Records supplied:
==========
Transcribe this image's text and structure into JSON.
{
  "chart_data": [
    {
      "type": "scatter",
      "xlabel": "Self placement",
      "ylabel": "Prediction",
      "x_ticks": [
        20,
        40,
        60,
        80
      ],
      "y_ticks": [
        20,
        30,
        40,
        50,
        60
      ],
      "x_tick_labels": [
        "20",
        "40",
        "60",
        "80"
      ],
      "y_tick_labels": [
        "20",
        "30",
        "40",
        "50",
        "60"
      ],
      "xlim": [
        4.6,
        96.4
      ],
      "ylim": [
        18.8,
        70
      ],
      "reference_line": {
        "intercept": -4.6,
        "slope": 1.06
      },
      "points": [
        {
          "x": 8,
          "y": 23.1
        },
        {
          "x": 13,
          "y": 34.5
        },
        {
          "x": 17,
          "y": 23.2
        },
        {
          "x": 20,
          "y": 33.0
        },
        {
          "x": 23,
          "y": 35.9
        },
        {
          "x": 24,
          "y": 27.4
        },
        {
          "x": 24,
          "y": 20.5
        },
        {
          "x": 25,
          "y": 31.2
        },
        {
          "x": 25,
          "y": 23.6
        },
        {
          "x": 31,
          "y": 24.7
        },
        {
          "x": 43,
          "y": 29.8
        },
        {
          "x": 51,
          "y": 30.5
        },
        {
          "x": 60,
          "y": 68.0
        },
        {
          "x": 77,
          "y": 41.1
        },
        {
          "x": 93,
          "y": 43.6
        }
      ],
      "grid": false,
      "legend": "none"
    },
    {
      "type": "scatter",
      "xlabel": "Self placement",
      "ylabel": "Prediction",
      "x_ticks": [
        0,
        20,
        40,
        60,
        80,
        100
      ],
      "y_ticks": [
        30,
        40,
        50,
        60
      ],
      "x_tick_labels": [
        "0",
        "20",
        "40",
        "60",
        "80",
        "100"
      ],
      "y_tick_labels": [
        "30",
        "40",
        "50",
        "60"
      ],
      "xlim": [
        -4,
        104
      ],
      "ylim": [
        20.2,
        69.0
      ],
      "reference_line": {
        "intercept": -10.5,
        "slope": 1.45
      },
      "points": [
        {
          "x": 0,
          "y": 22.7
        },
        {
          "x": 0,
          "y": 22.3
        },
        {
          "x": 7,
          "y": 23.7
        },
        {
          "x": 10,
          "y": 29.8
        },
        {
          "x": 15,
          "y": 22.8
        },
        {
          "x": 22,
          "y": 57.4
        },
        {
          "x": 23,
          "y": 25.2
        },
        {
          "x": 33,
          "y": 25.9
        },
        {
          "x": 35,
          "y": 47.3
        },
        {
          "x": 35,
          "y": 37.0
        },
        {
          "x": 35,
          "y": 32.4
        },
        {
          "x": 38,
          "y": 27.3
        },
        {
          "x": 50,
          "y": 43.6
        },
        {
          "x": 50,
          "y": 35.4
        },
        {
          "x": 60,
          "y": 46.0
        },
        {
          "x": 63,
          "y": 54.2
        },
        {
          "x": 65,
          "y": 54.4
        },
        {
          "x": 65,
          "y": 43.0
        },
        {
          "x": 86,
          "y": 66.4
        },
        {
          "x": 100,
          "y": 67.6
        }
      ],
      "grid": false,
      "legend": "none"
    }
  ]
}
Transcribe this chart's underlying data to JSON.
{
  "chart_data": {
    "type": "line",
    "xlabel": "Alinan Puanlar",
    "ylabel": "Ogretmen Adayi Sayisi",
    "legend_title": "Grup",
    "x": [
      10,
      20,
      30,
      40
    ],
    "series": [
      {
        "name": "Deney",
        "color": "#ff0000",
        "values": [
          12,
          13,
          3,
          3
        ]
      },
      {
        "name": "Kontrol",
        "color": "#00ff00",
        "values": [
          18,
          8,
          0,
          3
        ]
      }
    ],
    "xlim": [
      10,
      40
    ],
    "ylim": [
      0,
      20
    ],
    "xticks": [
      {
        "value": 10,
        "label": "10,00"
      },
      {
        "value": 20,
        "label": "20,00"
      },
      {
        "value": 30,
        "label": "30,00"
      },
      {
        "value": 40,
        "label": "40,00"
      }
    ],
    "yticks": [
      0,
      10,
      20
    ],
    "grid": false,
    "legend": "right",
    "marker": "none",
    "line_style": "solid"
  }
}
==========
Given exercise: Reproduce each entry word for word.

Written solution:
Transcribe this image's text and structure into JSON.
{
  "chart_data": [
    {
      "type": "scatter",
      "xlabel": "Self placement",
      "ylabel": "Prediction",
      "x_ticks": [
        20,
        40,
        60,
        80
      ],
      "y_ticks": [
        20,
        30,
        40,
        50,
        60
      ],
      "x_tick_labels": [
        "20",
        "40",
        "60",
        "80"
      ],
      "y_tick_labels": [
        "20",
        "30",
        "40",
        "50",
        "60"
      ],
      "xlim": [
        4.6,
        96.4
      ],
      "ylim": [
        18.8,
        70
      ],
      "reference_line": {
        "intercept": -4.6,
        "slope": 1.06
      },
      "points": [
        {
          "x": 8,
          "y": 23.1
        },
        {
          "x": 13,
          "y": 34.5
        },
        {
          "x": 17,
          "y": 23.2
        },
        {
          "x": 20,
          "y": 33.0
        },
        {
          "x": 23,
          "y": 35.9
        },
        {
          "x": 24,
          "y": 27.4
        },
        {
          "x": 24,
          "y": 20.5
        },
        {
          "x": 25,
          "y": 31.2
        },
        {
          "x": 25,
          "y": 23.6
        },
        {
          "x": 31,
          "y": 24.7
        },
        {
          "x": 43,
          "y": 29.8
        },
        {
          "x": 51,
          "y": 30.5
        },
        {
          "x": 60,
          "y": 68.0
        },
        {
          "x": 77,
          "y": 41.1
        },
        {
          "x": 93,
          "y": 43.6
        }
      ],
      "grid": false,
      "legend": "none"
    },
    {
      "type": "scatter",
      "xlabel": "Self placement",
      "ylabel": "Prediction",
      "x_ticks": [
        0,
        20,
        40,
        60,
        80,
        100
      ],
      "y_ticks": [
        30,
        40,
        50,
        60
      ],
      "x_tick_labels": [
        "0",
        "20",
        "40",
        "60",
        "80",
        "100"
      ],
      "y_tick_labels": [
        "30",
        "40",
        "50",
        "60"
      ],
      "xlim": [
        -4,
        104
      ],
      "ylim": [
        20.2,
        69.0
      ],
      "reference_line": {
        "intercept": -10.5,
        "slope": 1.45
      },
      "points": [
        {
          "x": 0,
          "y": 22.7
        },
        {
          "x": 0,
          "y": 22.3
        },
        {
          "x": 7,
          "y": 23.7
        },
        {
          "x": 10,
          "y": 29.8
        },
        {
          "x": 15,
          "y": 22.8
        },
        {
          "x": 22,
          "y": 57.4
        },
        {
          "x": 23,
          "y": 25.2
        },
        {
          "x": 33,
          "y": 25.9
        },
        {
          "x": 35,
          "y": 47.3
        },
        {
          "x": 35,
          "y": 37.0
        },
        {
          "x": 35,
          "y": 32.4
        },
        {
          "x": 38,
          "y": 27.3
        },
        {
          "x": 50,
          "y": 43.6
        },
        {
          "x": 50,
          "y": 35.4
        },
        {
          "x": 60,
          "y": 46.0
        },
        {
          "x": 63,
          "y": 54.2
        },
        {
          "x": 65,
          "y": 54.4
        },
        {
          "x": 65,
          "y": 43.0
        },
        {
          "x": 86,
          "y": 66.4
        },
        {
          "x": 100,
          "y": 67.6
        }
      ],
      "grid": false,
      "legend": "none"
    }
  ]
}
Transcribe this chart's underlying data to JSON.
{
  "chart_data": {
    "type": "line",
    "xlabel": "Alinan Puanlar",
    "ylabel": "Ogretmen Adayi Sayisi",
    "legend_title": "Grup",
    "x": [
      10,
      20,
      30,
      40
    ],
    "series": [
      {
        "name": "Deney",
        "color": "#ff0000",
        "values": [
          12,
          13,
          3,
          3
        ]
      },
      {
        "name": "Kontrol",
        "color": "#00ff00",
        "values": [
          18,
          8,
          0,
          3
        ]
      }
    ],
    "xlim": [
      10,
      40
    ],
    "ylim": [
      0,
      20
    ],
    "xticks": [
      {
        "value": 10,
        "label": "10,00"
      },
      {
        "value": 20,
        "label": "20,00"
      },
      {
        "value": 30,
        "label": "30,00"
      },
      {
        "value": 40,
        "label": "40,00"
      }
    ],
    "yticks": [
      0,
      10,
      20
    ],
    "grid": false,
    "legend": "right",
    "marker": "none",
    "line_style": "solid"
  }
}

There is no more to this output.